• [JOB] Return the full material exactly.

(Dataset entries)
==================================================

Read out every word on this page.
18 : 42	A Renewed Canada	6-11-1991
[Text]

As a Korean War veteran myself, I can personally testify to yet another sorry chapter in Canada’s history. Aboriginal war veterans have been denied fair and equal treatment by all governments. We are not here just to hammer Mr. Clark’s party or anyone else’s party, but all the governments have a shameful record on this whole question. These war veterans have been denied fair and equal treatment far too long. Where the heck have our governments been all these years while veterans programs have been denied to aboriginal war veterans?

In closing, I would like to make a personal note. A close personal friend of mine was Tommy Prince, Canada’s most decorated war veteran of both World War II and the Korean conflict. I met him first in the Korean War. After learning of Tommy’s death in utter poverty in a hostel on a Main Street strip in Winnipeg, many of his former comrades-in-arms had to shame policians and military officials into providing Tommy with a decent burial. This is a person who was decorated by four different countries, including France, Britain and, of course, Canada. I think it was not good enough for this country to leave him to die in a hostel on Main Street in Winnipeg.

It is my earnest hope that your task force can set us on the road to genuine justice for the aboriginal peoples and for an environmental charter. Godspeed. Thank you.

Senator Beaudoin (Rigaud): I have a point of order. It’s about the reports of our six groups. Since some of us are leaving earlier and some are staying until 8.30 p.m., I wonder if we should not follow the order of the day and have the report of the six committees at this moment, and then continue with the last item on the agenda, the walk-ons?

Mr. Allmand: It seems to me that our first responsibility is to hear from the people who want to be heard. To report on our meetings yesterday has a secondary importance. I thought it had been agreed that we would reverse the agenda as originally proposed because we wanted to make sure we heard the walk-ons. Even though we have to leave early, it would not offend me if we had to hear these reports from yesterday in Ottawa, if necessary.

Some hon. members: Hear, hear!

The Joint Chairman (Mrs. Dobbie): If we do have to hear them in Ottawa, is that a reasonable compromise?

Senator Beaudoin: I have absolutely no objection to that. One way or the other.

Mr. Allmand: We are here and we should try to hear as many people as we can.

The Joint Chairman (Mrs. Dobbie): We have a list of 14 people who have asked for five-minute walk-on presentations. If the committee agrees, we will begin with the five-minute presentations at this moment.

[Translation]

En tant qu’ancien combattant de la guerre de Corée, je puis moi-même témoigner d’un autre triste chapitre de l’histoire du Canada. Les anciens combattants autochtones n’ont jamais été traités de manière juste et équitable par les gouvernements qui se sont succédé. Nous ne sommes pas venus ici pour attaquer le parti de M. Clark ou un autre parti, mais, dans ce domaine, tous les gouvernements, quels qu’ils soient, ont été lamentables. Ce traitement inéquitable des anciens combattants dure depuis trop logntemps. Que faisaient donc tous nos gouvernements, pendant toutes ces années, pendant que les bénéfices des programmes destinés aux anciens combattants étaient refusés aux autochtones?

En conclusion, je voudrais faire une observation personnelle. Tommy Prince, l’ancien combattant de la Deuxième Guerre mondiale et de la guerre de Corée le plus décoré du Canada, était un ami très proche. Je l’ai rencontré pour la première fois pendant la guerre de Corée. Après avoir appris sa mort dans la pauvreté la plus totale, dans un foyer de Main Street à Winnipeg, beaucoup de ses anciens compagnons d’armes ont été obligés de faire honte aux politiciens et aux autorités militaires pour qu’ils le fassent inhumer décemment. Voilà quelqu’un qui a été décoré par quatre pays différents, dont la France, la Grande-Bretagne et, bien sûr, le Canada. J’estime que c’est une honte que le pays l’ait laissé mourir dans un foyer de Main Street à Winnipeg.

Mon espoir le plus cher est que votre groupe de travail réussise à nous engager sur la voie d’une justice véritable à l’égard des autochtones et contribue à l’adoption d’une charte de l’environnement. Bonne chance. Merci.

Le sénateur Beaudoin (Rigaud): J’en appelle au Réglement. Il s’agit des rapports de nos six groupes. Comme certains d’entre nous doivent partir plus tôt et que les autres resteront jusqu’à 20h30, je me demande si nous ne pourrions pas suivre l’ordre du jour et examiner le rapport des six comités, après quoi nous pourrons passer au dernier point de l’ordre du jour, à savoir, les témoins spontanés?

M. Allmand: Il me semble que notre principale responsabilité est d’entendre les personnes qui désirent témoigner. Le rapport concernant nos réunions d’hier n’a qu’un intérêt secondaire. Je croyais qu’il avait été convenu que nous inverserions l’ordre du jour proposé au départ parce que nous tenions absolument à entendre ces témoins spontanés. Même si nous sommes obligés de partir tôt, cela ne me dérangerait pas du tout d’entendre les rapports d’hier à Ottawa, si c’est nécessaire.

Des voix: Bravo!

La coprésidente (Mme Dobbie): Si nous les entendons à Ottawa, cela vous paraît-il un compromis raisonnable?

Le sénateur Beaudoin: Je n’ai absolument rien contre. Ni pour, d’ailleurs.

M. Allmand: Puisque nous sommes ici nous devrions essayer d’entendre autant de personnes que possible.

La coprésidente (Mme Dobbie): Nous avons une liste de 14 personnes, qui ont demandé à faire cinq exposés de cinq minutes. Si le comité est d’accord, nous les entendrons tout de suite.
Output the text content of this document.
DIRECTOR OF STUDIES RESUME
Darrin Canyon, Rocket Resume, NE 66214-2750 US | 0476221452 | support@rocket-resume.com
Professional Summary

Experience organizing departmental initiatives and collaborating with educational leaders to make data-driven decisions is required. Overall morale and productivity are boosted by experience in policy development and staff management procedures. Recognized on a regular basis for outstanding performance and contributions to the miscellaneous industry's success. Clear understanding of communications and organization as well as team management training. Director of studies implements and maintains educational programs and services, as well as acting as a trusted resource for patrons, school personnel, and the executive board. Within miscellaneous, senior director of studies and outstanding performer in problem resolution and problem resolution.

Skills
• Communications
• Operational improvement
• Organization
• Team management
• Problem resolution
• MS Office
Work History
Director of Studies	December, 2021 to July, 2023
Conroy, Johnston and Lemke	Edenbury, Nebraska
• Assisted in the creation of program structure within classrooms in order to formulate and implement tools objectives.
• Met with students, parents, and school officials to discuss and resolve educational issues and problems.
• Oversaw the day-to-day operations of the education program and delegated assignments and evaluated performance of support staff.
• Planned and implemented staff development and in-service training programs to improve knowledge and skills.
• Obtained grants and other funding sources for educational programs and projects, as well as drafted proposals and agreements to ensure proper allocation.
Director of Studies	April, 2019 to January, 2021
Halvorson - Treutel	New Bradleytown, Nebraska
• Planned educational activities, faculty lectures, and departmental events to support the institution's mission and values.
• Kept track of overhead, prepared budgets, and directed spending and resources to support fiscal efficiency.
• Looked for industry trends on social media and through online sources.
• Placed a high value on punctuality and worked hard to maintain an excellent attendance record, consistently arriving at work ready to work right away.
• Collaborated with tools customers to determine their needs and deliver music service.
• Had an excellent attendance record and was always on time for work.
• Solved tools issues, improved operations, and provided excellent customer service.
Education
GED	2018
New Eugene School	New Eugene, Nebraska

==================================================

• [SOLVED PROBLEM]
Read out every word on this page.
18 : 42	A Renewed Canada	6-11-1991
[Text]

As a Korean War veteran myself, I can personally testify to yet another sorry chapter in Canada’s history. Aboriginal war veterans have been denied fair and equal treatment by all governments. We are not here just to hammer Mr. Clark’s party or anyone else’s party, but all the governments have a shameful record on this whole question. These war veterans have been denied fair and equal treatment far too long. Where the heck have our governments been all these years while veterans programs have been denied to aboriginal war veterans?

In closing, I would like to make a personal note. A close personal friend of mine was Tommy Prince, Canada’s most decorated war veteran of both World War II and the Korean conflict. I met him first in the Korean War. After learning of Tommy’s death in utter poverty in a hostel on a Main Street strip in Winnipeg, many of his former comrades-in-arms had to shame policians and military officials into providing Tommy with a decent burial. This is a person who was decorated by four different countries, including France, Britain and, of course, Canada. I think it was not good enough for this country to leave him to die in a hostel on Main Street in Winnipeg.

It is my earnest hope that your task force can set us on the road to genuine justice for the aboriginal peoples and for an environmental charter. Godspeed. Thank you.

Senator Beaudoin (Rigaud): I have a point of order. It’s about the reports of our six groups. Since some of us are leaving earlier and some are staying until 8.30 p.m., I wonder if we should not follow the order of the day and have the report of the six committees at this moment, and then continue with the last item on the agenda, the walk-ons?

Mr. Allmand: It seems to me that our first responsibility is to hear from the people who want to be heard. To report on our meetings yesterday has a secondary importance. I thought it had been agreed that we would reverse the agenda as originally proposed because we wanted to make sure we heard the walk-ons. Even though we have to leave early, it would not offend me if we had to hear these reports from yesterday in Ottawa, if necessary.

Some hon. members: Hear, hear!

The Joint Chairman (Mrs. Dobbie): If we do have to hear them in Ottawa, is that a reasonable compromise?

Senator Beaudoin: I have absolutely no objection to that. One way or the other.

Mr. Allmand: We are here and we should try to hear as many people as we can.

The Joint Chairman (Mrs. Dobbie): We have a list of 14 people who have asked for five-minute walk-on presentations. If the committee agrees, we will begin with the five-minute presentations at this moment.

[Translation]

En tant qu’ancien combattant de la guerre de Corée, je puis moi-même témoigner d’un autre triste chapitre de l’histoire du Canada. Les anciens combattants autochtones n’ont jamais été traités de manière juste et équitable par les gouvernements qui se sont succédé. Nous ne sommes pas venus ici pour attaquer le parti de M. Clark ou un autre parti, mais, dans ce domaine, tous les gouvernements, quels qu’ils soient, ont été lamentables. Ce traitement inéquitable des anciens combattants dure depuis trop logntemps. Que faisaient donc tous nos gouvernements, pendant toutes ces années, pendant que les bénéfices des programmes destinés aux anciens combattants étaient refusés aux autochtones?

En conclusion, je voudrais faire une observation personnelle. Tommy Prince, l’ancien combattant de la Deuxième Guerre mondiale et de la guerre de Corée le plus décoré du Canada, était un ami très proche. Je l’ai rencontré pour la première fois pendant la guerre de Corée. Après avoir appris sa mort dans la pauvreté la plus totale, dans un foyer de Main Street à Winnipeg, beaucoup de ses anciens compagnons d’armes ont été obligés de faire honte aux politiciens et aux autorités militaires pour qu’ils le fassent inhumer décemment. Voilà quelqu’un qui a été décoré par quatre pays différents, dont la France, la Grande-Bretagne et, bien sûr, le Canada. J’estime que c’est une honte que le pays l’ait laissé mourir dans un foyer de Main Street à Winnipeg.

Mon espoir le plus cher est que votre groupe de travail réussise à nous engager sur la voie d’une justice véritable à l’égard des autochtones et contribue à l’adoption d’une charte de l’environnement. Bonne chance. Merci.

Le sénateur Beaudoin (Rigaud): J’en appelle au Réglement. Il s’agit des rapports de nos six groupes. Comme certains d’entre nous doivent partir plus tôt et que les autres resteront jusqu’à 20h30, je me demande si nous ne pourrions pas suivre l’ordre du jour et examiner le rapport des six comités, après quoi nous pourrons passer au dernier point de l’ordre du jour, à savoir, les témoins spontanés?

M. Allmand: Il me semble que notre principale responsabilité est d’entendre les personnes qui désirent témoigner. Le rapport concernant nos réunions d’hier n’a qu’un intérêt secondaire. Je croyais qu’il avait été convenu que nous inverserions l’ordre du jour proposé au départ parce que nous tenions absolument à entendre ces témoins spontanés. Même si nous sommes obligés de partir tôt, cela ne me dérangerait pas du tout d’entendre les rapports d’hier à Ottawa, si c’est nécessaire.

Des voix: Bravo!

La coprésidente (Mme Dobbie): Si nous les entendons à Ottawa, cela vous paraît-il un compromis raisonnable?

Le sénateur Beaudoin: Je n’ai absolument rien contre. Ni pour, d’ailleurs.

M. Allmand: Puisque nous sommes ici nous devrions essayer d’entendre autant de personnes que possible.

La coprésidente (Mme Dobbie): Nous avons une liste de 14 personnes, qui ont demandé à faire cinq exposés de cinq minutes. Si le comité est d’accord, nous les entendrons tout de suite.
Output the text content of this document.
DIRECTOR OF STUDIES RESUME
Darrin Canyon, Rocket Resume, NE 66214-2750 US | 0476221452 | support@rocket-resume.com
Professional Summary

Experience organizing departmental initiatives and collaborating with educational leaders to make data-driven decisions is required. Overall morale and productivity are boosted by experience in policy development and staff management procedures. Recognized on a regular basis for outstanding performance and contributions to the miscellaneous industry's success. Clear understanding of communications and organization as well as team management training. Director of studies implements and maintains educational programs and services, as well as acting as a trusted resource for patrons, school personnel, and the executive board. Within miscellaneous, senior director of studies and outstanding performer in problem resolution and problem resolution.

Skills
• Communications
• Operational improvement
• Organization
• Team management
• Problem resolution
• MS Office
Work History
Director of Studies	December, 2021 to July, 2023
Conroy, Johnston and Lemke	Edenbury, Nebraska
• Assisted in the creation of program structure within classrooms in order to formulate and implement tools objectives.
• Met with students, parents, and school officials to discuss and resolve educational issues and problems.
• Oversaw the day-to-day operations of the education program and delegated assignments and evaluated performance of support staff.
• Planned and implemented staff development and in-service training programs to improve knowledge and skills.
• Obtained grants and other funding sources for educational programs and projects, as well as drafted proposals and agreements to ensure proper allocation.
Director of Studies	April, 2019 to January, 2021
Halvorson - Treutel	New Bradleytown, Nebraska
• Planned educational activities, faculty lectures, and departmental events to support the institution's mission and values.
• Kept track of overhead, prepared budgets, and directed spending and resources to support fiscal efficiency.
• Looked for industry trends on social media and through online sources.
• Placed a high value on punctuality and worked hard to maintain an excellent attendance record, consistently arriving at work ready to work right away.
• Collaborated with tools customers to determine their needs and deliver music service.
• Had an excellent attendance record and was always on time for work.
• Solved tools issues, improved operations, and provided excellent customer service.
Education
GED	2018
New Eugene School	New Eugene, Nebraska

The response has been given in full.